Goal:
From the listing, collect all lines containing the word "allele".

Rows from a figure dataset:
--- begin ---

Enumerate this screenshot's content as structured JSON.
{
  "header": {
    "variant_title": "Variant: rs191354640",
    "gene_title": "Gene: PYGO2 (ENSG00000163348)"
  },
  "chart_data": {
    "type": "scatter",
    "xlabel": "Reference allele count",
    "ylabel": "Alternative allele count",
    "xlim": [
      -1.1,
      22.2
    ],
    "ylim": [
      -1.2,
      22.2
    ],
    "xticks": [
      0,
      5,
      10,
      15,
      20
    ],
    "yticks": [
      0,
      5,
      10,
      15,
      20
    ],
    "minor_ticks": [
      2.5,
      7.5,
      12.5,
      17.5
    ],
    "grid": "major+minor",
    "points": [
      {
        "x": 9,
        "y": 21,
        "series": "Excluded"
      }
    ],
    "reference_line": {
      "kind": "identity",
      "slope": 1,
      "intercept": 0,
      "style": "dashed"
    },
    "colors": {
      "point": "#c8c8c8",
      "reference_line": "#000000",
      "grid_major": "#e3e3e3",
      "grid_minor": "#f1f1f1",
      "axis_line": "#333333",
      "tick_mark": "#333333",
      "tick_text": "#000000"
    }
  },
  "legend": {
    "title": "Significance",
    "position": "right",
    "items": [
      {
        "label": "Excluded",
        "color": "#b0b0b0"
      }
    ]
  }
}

--- end ---

Complete response:
    "xlabel": "Reference allele count",
    "ylabel": "Alternative allele count",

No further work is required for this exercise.